Exercise prompt: Copy every line with the string "Wien" in it.

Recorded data
......

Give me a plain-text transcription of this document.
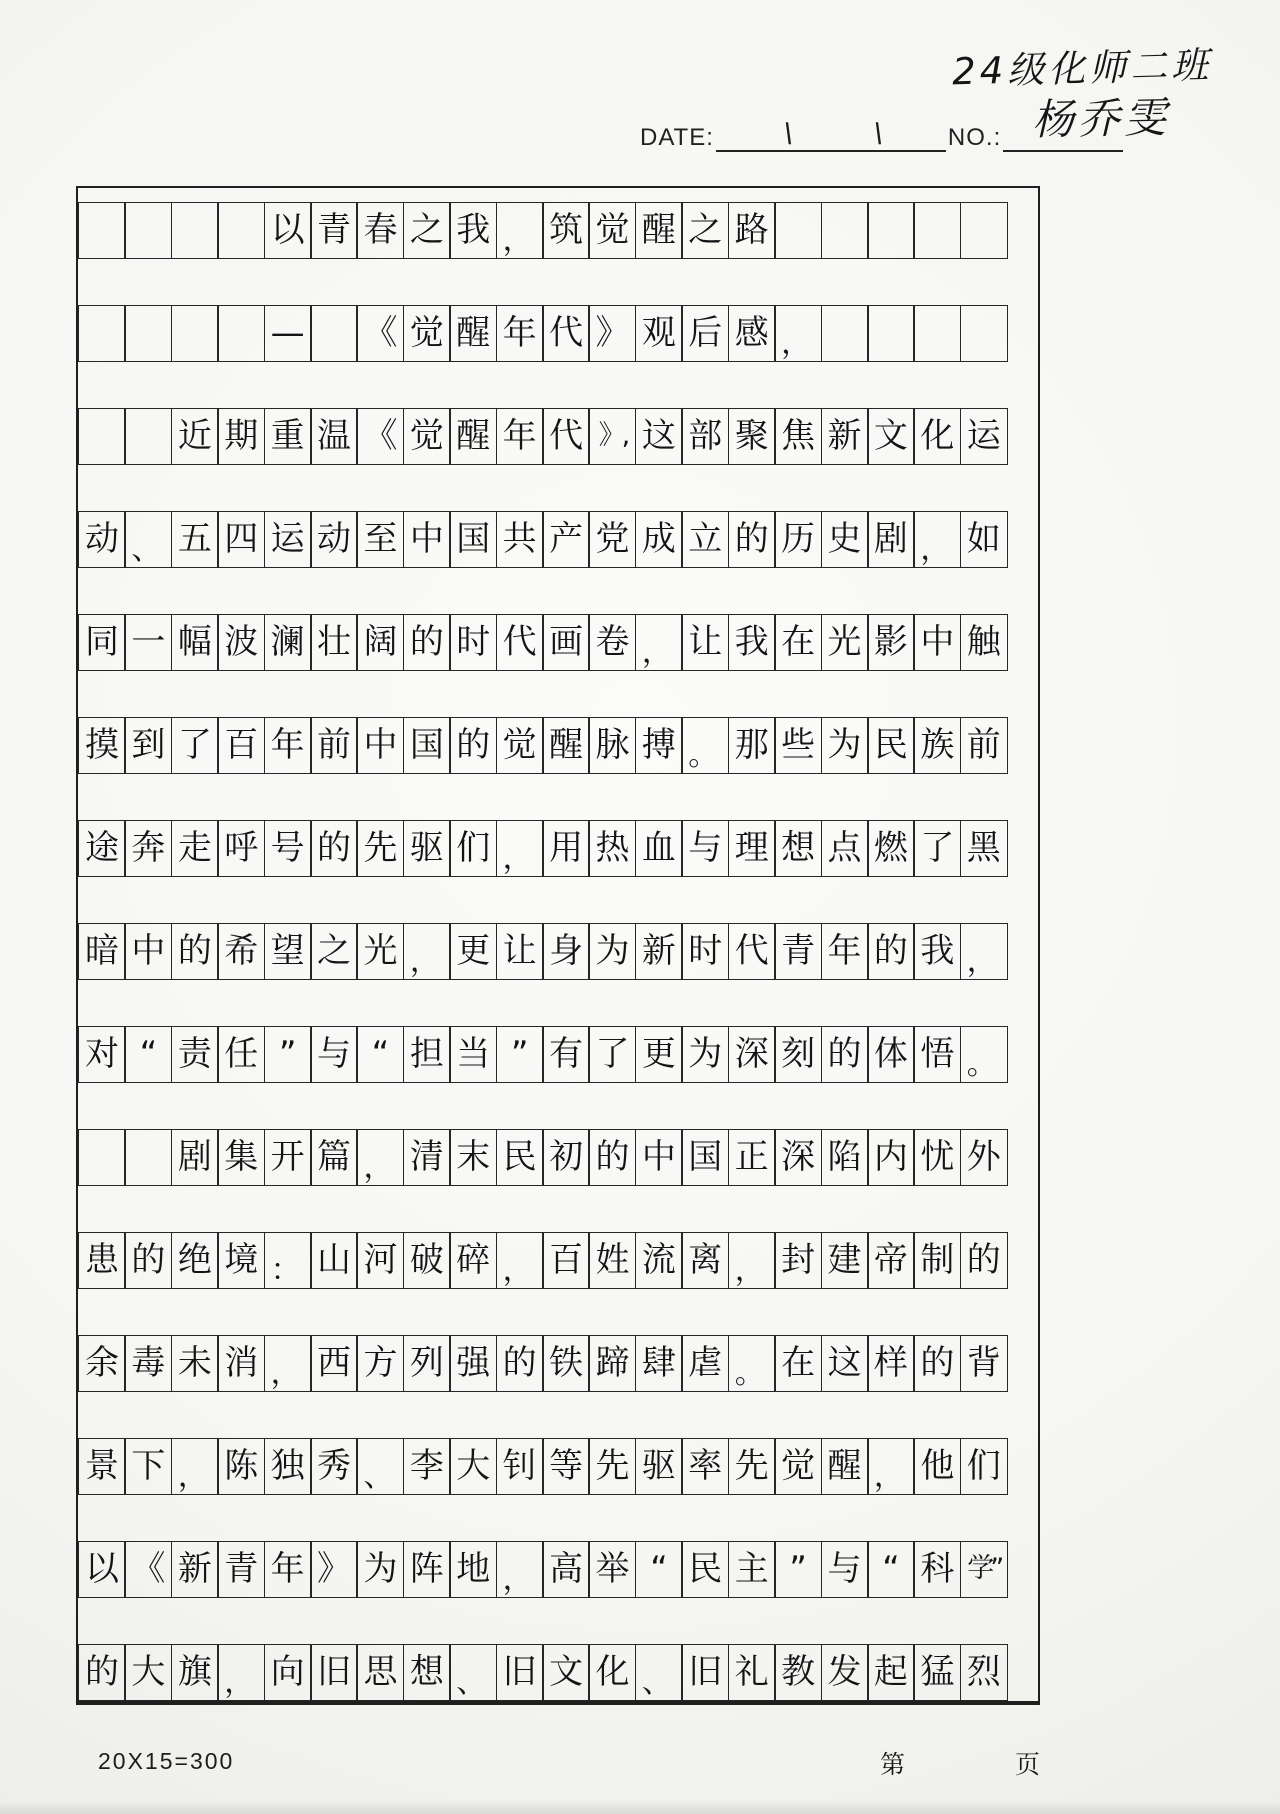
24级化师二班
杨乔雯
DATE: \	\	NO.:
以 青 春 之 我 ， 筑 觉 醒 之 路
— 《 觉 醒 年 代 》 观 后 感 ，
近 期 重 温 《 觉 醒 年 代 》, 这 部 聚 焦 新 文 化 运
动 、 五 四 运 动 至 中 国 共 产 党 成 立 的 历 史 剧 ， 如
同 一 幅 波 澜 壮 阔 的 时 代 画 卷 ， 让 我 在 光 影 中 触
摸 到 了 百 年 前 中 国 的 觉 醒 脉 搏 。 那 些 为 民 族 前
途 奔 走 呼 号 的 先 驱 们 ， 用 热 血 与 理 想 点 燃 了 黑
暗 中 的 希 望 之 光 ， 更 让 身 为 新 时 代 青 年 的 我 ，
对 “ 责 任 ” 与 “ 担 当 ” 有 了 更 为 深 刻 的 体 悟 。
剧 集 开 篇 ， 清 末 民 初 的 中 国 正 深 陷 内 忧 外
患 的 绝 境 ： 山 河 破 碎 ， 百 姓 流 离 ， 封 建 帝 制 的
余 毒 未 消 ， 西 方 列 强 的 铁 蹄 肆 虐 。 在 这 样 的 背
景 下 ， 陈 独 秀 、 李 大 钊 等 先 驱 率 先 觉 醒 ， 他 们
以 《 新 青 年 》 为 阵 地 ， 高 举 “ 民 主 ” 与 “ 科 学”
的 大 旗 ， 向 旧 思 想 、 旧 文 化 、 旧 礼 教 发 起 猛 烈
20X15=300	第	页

......

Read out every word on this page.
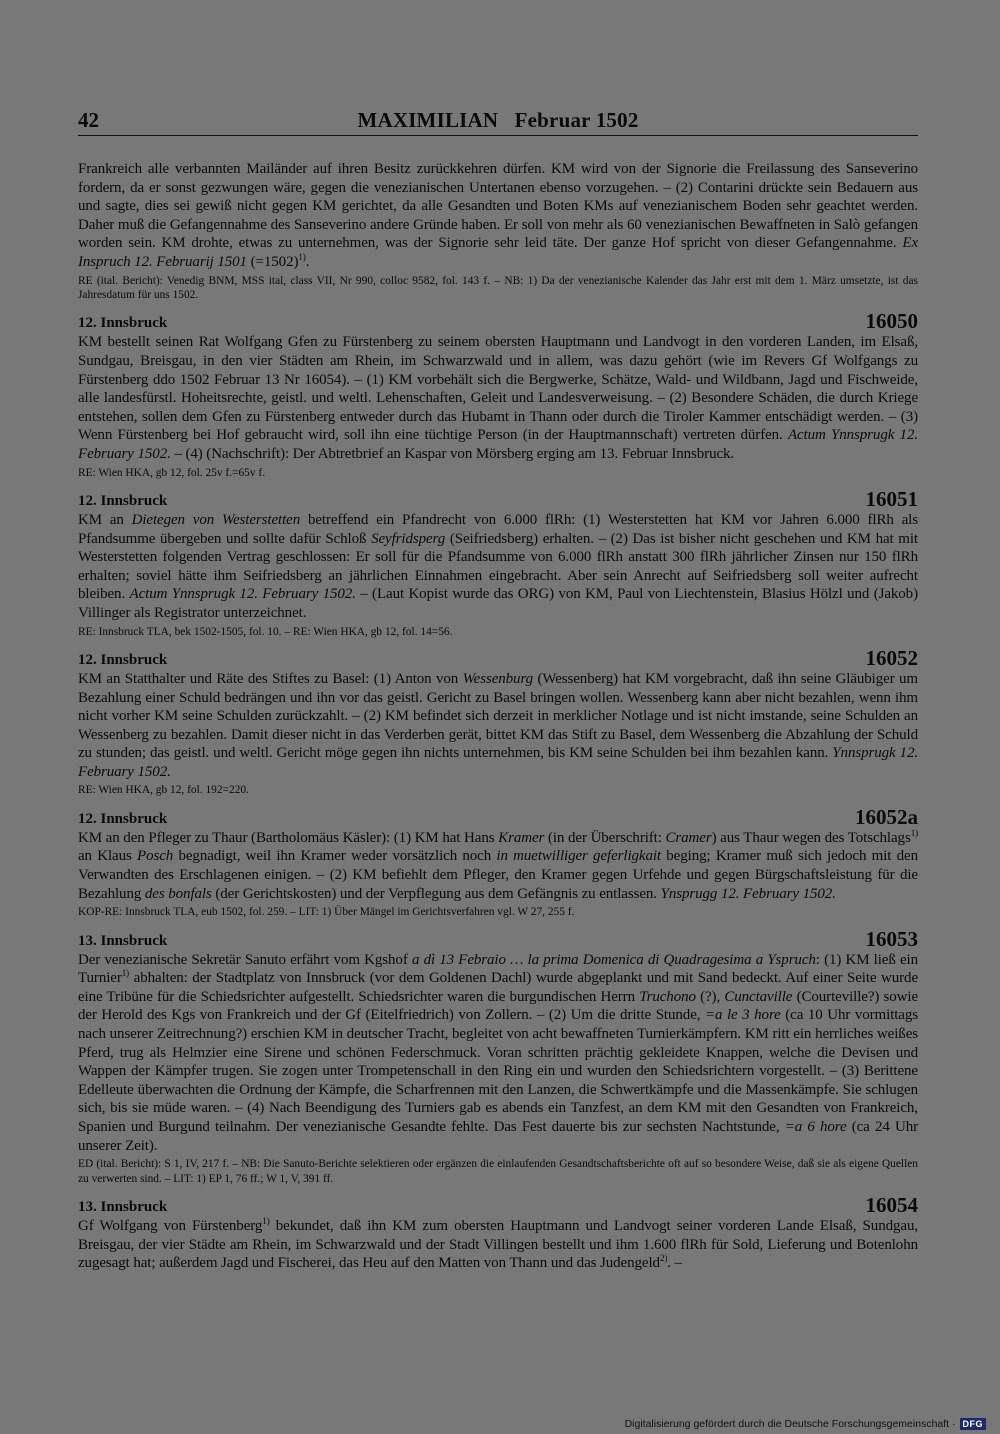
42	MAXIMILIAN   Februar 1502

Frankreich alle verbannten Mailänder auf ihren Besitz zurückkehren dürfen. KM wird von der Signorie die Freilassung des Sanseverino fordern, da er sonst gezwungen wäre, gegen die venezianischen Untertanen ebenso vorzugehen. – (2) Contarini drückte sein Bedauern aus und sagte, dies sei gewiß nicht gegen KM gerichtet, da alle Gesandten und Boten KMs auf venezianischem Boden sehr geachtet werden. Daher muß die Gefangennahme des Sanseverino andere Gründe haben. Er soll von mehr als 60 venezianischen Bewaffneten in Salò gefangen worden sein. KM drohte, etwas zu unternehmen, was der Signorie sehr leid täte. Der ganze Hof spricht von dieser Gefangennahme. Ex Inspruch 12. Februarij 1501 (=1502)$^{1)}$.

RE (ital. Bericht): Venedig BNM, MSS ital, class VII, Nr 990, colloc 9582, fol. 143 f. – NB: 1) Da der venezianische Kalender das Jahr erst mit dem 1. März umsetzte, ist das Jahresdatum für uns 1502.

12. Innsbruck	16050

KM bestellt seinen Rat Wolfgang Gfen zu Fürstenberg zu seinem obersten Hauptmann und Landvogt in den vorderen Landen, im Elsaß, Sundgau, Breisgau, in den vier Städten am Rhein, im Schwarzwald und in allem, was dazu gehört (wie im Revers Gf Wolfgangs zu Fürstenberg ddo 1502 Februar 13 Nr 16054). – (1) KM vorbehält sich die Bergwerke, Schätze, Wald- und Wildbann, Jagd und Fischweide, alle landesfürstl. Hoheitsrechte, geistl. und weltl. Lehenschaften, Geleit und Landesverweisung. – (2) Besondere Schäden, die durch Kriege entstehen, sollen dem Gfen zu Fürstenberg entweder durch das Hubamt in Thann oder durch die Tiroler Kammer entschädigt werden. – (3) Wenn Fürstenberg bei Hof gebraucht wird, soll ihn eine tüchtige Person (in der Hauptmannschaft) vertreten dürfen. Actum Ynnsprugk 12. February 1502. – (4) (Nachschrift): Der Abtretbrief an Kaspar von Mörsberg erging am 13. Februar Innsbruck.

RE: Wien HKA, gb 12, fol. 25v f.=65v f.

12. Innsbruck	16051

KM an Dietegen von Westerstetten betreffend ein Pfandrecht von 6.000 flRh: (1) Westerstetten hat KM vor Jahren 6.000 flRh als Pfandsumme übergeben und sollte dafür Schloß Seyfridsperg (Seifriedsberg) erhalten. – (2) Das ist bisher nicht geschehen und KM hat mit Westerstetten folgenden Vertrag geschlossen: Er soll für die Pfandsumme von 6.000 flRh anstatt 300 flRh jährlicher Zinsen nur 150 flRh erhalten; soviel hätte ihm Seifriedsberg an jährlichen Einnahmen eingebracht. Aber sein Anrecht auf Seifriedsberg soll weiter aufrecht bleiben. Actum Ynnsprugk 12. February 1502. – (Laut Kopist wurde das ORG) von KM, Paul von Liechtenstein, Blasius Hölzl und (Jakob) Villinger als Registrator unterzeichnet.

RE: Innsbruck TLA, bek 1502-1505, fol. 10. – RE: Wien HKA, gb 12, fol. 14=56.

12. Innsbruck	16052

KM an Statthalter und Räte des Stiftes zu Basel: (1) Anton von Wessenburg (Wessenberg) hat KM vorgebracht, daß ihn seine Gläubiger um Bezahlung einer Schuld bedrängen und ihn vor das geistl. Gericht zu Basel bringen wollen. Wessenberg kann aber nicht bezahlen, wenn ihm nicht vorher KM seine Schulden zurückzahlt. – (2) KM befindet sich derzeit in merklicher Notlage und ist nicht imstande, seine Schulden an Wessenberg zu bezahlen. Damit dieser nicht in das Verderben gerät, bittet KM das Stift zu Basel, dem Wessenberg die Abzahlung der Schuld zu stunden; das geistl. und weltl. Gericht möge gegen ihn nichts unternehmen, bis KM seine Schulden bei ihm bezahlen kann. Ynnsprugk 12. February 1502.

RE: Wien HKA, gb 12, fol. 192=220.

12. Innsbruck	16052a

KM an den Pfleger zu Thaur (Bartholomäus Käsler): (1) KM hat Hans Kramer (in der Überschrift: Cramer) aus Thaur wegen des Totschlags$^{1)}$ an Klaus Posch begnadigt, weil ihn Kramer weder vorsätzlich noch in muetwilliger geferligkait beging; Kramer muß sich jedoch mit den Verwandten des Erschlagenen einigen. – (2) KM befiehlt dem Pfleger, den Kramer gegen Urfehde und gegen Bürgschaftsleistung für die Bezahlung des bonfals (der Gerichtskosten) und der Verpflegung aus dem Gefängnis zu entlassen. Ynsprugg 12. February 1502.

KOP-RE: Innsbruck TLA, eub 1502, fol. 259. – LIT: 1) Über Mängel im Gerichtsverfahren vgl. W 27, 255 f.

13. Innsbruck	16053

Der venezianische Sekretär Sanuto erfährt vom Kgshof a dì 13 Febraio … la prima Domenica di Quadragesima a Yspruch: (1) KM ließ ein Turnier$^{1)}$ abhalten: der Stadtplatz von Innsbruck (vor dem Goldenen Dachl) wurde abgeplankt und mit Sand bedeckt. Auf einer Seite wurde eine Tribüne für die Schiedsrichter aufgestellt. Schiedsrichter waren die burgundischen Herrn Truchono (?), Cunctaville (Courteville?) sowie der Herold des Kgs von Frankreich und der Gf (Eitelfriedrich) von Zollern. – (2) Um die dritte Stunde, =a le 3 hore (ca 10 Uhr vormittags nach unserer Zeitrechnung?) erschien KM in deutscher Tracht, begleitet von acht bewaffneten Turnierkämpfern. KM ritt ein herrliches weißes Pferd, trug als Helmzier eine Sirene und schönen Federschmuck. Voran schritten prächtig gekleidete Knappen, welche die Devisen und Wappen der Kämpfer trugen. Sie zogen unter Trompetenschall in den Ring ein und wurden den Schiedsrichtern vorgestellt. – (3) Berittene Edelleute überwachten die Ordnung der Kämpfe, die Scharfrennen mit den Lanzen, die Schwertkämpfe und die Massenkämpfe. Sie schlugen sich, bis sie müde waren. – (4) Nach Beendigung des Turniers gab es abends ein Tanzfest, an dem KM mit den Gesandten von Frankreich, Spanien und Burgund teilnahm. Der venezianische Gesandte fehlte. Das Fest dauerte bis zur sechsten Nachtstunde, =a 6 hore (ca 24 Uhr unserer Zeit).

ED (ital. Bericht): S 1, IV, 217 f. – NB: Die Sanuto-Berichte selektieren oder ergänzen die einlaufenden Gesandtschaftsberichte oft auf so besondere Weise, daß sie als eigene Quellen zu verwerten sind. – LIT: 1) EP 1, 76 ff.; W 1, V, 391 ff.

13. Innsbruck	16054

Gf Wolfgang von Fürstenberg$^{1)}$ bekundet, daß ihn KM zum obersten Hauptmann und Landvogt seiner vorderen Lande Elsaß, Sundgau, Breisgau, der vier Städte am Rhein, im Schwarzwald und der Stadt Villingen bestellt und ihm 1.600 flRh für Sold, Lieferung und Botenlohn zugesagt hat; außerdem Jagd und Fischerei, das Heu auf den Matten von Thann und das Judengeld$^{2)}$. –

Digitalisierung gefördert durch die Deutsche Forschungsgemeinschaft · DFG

......

Written response:
RE: Wien HKA, gb 12, fol. 25v f.=65v f.
RE: Innsbruck TLA, bek 1502-1505, fol. 10. – RE: Wien HKA, gb 12, fol. 14=56.
RE: Wien HKA, gb 12, fol. 192=220.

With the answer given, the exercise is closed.